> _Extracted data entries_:
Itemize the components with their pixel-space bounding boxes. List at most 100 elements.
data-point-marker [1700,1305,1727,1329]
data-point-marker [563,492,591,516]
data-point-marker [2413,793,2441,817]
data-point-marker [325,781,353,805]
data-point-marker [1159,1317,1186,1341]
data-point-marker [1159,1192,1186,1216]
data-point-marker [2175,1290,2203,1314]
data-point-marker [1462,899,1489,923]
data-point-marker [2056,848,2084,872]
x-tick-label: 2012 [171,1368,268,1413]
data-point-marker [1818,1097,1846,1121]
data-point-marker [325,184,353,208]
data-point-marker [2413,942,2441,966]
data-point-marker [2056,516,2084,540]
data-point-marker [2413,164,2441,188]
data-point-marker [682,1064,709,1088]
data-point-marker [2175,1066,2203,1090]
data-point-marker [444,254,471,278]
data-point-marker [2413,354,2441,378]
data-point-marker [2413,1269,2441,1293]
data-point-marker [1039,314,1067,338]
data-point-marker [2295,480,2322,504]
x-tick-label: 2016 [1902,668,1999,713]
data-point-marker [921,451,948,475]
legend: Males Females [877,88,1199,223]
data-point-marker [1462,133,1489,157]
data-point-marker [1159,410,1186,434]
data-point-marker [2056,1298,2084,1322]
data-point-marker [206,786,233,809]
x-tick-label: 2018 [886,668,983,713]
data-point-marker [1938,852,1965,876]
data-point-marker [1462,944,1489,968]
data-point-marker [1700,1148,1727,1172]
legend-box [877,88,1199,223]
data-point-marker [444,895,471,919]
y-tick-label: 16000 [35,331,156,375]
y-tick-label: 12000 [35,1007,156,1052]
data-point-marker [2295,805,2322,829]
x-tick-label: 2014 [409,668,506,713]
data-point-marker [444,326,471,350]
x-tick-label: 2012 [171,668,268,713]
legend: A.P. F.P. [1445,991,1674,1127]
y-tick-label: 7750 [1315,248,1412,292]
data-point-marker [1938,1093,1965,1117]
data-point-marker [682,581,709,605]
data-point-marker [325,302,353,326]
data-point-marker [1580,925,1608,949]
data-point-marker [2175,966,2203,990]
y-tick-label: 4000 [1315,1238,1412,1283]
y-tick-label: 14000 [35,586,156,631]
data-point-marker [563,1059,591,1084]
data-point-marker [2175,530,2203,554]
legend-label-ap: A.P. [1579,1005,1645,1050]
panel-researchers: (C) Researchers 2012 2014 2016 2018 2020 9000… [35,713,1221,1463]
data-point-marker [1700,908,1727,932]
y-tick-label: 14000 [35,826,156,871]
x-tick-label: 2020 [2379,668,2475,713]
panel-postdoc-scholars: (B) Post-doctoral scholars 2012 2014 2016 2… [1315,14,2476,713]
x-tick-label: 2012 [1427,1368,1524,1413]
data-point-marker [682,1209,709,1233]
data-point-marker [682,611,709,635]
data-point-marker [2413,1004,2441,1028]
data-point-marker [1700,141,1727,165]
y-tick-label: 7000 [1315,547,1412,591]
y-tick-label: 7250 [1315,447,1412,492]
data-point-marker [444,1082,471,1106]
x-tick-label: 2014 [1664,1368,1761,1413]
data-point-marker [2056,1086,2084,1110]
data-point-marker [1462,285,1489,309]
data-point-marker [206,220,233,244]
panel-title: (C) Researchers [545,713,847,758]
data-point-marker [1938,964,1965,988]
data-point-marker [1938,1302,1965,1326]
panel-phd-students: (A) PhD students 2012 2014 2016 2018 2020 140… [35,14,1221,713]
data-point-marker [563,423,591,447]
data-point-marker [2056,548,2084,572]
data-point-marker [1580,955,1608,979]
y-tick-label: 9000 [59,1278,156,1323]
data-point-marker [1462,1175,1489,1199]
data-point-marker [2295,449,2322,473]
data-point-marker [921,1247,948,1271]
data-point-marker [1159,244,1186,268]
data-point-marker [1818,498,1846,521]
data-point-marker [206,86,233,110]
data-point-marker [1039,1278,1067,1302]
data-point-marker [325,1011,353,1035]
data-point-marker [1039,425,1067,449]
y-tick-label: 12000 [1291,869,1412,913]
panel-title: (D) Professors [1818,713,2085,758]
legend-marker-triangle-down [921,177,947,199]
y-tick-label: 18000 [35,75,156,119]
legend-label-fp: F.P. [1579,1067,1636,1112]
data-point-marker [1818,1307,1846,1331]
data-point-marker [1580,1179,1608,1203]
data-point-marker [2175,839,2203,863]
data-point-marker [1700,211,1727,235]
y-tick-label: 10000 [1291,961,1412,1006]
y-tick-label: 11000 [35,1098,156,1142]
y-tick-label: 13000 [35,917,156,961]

> _Stated task_: Please change every "data-point-marker" in these lines to "marker" and leave everything else as it is.

> _Output of the exercise_:
Itemize the components with their pixel-space bounding boxes. List at most 100 elements.
marker [1700,1305,1727,1329]
marker [563,492,591,516]
marker [2413,793,2441,817]
marker [325,781,353,805]
marker [1159,1317,1186,1341]
marker [1159,1192,1186,1216]
marker [2175,1290,2203,1314]
marker [1462,899,1489,923]
marker [2056,848,2084,872]
x-tick-label: 2012 [171,1368,268,1413]
marker [1818,1097,1846,1121]
marker [325,184,353,208]
marker [2413,942,2441,966]
marker [2056,516,2084,540]
marker [2413,164,2441,188]
marker [682,1064,709,1088]
marker [2175,1066,2203,1090]
marker [444,254,471,278]
marker [2413,354,2441,378]
marker [2413,1269,2441,1293]
marker [1039,314,1067,338]
marker [2295,480,2322,504]
x-tick-label: 2016 [1902,668,1999,713]
marker [921,451,948,475]
legend: Males Females [877,88,1199,223]
marker [1462,133,1489,157]
marker [1159,410,1186,434]
marker [2056,1298,2084,1322]
marker [206,786,233,809]
x-tick-label: 2018 [886,668,983,713]
marker [1938,852,1965,876]
marker [1462,944,1489,968]
marker [1700,1148,1727,1172]
legend-box [877,88,1199,223]
marker [444,895,471,919]
y-tick-label: 16000 [35,331,156,375]
y-tick-label: 12000 [35,1007,156,1052]
marker [2295,805,2322,829]
x-tick-label: 2014 [409,668,506,713]
marker [444,326,471,350]
x-tick-label: 2012 [171,668,268,713]
legend: A.P. F.P. [1445,991,1674,1127]
y-tick-label: 7750 [1315,248,1412,292]
marker [1938,1093,1965,1117]
marker [682,581,709,605]
marker [325,302,353,326]
marker [1580,925,1608,949]
marker [2175,966,2203,990]
y-tick-label: 4000 [1315,1238,1412,1283]
y-tick-label: 14000 [35,586,156,631]
marker [563,1059,591,1084]
marker [2175,530,2203,554]
legend-label-ap: A.P. [1579,1005,1645,1050]
panel-researchers: (C) Researchers 2012 2014 2016 2018 2020 9000… [35,713,1221,1463]
marker [1700,908,1727,932]
y-tick-label: 14000 [35,826,156,871]
x-tick-label: 2020 [2379,668,2475,713]
panel-postdoc-scholars: (B) Post-doctoral scholars 2012 2014 2016 2… [1315,14,2476,713]
x-tick-label: 2012 [1427,1368,1524,1413]
marker [682,1209,709,1233]
marker [682,611,709,635]
marker [2413,1004,2441,1028]
marker [1700,141,1727,165]
y-tick-label: 7000 [1315,547,1412,591]
y-tick-label: 7250 [1315,447,1412,492]
marker [444,1082,471,1106]
x-tick-label: 2014 [1664,1368,1761,1413]
marker [2056,1086,2084,1110]
marker [1462,285,1489,309]
marker [206,220,233,244]
panel-title: (C) Researchers [545,713,847,758]
marker [1938,964,1965,988]
marker [1938,1302,1965,1326]
panel-phd-students: (A) PhD students 2012 2014 2016 2018 2020 140… [35,14,1221,713]
marker [563,423,591,447]
marker [2056,548,2084,572]
marker [1580,955,1608,979]
y-tick-label: 9000 [59,1278,156,1323]
marker [1462,1175,1489,1199]
marker [2295,449,2322,473]
marker [921,1247,948,1271]
marker [1159,244,1186,268]
marker [1818,498,1846,521]
marker [206,86,233,110]
marker [1039,1278,1067,1302]
marker [325,1011,353,1035]
marker [1039,425,1067,449]
y-tick-label: 12000 [1291,869,1412,913]
panel-title: (D) Professors [1818,713,2085,758]
legend-marker-triangle-down [921,177,947,199]
y-tick-label: 18000 [35,75,156,119]
legend-label-fp: F.P. [1579,1067,1636,1112]
marker [1818,1307,1846,1331]
marker [1580,1179,1608,1203]
marker [2175,839,2203,863]
marker [1700,211,1727,235]
y-tick-label: 10000 [1291,961,1412,1006]
y-tick-label: 11000 [35,1098,156,1142]
y-tick-label: 13000 [35,917,156,961]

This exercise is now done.